» EXERCISE DIRECTIONS: Pick up the article about turning the former Aarhus Municipal Hospital into a university campus and keep writing from where it stops.

» EXTRACT TO READ:

C.F. Møller Architects start work on the transformation of the former Aarhus Municipal Hospital
Forskningsfondens Ejendomsselskab A/S (FEAS) is the client for the project, and the aim is to develop the old hospital into a new campus area to be known as ‘Universitetsbyen’ (University Village) for Aarhus University.
C.F. Møller Architects have won the contract to renovate and refurbish the first phase of the former hospital complex to create new laboratory facilities for Aarhus University. MOE are acting as consulting engineers as a subcontractor to C.F. Møller.
“We are delighted to have won the contract and look forward to getting on with the job. This is the perfect project for us, as we have extensive expertise in the fields of laboratories, universities and hospitals, and we know the old hospital and Aarhus University well already. Both complexes were originally designed by us and are an important part of C.F. Møller's history,” says Klavs Hyttel, Chairman, Partner and Architect at C.F. Møller.

[Document layout analysis data]
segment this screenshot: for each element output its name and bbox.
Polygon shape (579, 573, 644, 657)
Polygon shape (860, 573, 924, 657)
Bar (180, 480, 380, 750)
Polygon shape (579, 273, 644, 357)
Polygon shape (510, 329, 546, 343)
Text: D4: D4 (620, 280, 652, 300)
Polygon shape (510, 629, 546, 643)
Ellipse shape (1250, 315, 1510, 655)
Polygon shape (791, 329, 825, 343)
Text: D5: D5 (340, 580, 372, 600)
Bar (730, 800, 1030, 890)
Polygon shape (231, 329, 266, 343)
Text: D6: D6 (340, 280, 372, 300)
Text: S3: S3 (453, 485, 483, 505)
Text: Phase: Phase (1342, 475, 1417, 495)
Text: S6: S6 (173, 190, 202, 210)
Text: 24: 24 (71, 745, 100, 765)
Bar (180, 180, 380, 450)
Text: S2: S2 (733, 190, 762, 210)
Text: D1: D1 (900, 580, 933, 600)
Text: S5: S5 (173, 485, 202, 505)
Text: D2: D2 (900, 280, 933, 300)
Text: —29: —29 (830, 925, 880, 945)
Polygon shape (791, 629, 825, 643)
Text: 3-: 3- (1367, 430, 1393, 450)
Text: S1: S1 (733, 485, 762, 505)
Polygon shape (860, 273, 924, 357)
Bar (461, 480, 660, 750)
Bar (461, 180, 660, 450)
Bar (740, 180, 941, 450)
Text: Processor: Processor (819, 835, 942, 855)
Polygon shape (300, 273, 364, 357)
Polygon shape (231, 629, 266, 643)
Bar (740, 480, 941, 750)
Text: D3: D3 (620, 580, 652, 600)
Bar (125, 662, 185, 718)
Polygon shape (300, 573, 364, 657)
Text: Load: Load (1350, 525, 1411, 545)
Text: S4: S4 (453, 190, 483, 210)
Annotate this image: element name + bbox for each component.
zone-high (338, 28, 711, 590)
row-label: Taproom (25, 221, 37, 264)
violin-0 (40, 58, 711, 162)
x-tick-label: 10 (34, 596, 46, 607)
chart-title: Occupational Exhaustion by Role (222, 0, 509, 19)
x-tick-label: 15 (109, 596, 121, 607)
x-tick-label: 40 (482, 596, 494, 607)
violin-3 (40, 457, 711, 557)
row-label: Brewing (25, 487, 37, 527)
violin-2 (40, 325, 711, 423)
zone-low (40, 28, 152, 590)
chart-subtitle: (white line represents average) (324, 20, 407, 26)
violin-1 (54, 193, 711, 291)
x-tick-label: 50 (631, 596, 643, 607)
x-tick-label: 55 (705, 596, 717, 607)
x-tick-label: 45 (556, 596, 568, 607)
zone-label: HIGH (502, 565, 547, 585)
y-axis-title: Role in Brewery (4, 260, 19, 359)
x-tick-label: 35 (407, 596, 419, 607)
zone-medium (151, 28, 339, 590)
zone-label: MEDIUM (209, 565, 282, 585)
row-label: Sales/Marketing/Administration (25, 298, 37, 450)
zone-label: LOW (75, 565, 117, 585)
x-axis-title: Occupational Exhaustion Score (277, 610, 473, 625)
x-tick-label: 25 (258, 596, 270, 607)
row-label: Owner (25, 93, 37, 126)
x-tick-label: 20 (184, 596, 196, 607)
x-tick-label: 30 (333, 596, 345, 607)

» ANSWER AREA:
The first phase of the transformation project will be the biggest. It involves a building complex, consisting of five separate buildings totalling 28,900 m² of floor space. Overall, FEAS expects that the new buildings on the site will constitute 110,000 m².
C.F. Møller and Kay Fisker won the competition to expand the municipal hospital in 1931, and since then the firm has left its mark on the development of the area on numerous occasions. In 1932, the two original partners teamed up with Povl Stegmann and Landscape Architect C.Th. Sørensen to win the competition to design Aarhus University. Both projects helped establish C.F. Møller as one of the leading architectural practices in Aarhus, and they remain part of the firm's heritage and DNA. C.F. Møller Architects now have offices in Aarhus, Aalborg, Copenhagen, Stockholm, Oslo and London.
Experienced research and university architects
The Aarhus University campus was selected as one of 12 architectural Danish masterpieces in 2006 and was included in the Danish architectural canon. Architects from all over the world visit Aarhus to see the campus park and buildings. On the occasion of the award, the Ministry of Culture said:
“Aarhus University signalled better times for the city and country during its construction in the thirties. The architecture is modern, anti-monumental, an organic interpretation of the open campus in the middle of the city, and a distinctive and robust testimony of how beautiful and humane a large structure in an urban context can be, developed over a period of more than 70 years.”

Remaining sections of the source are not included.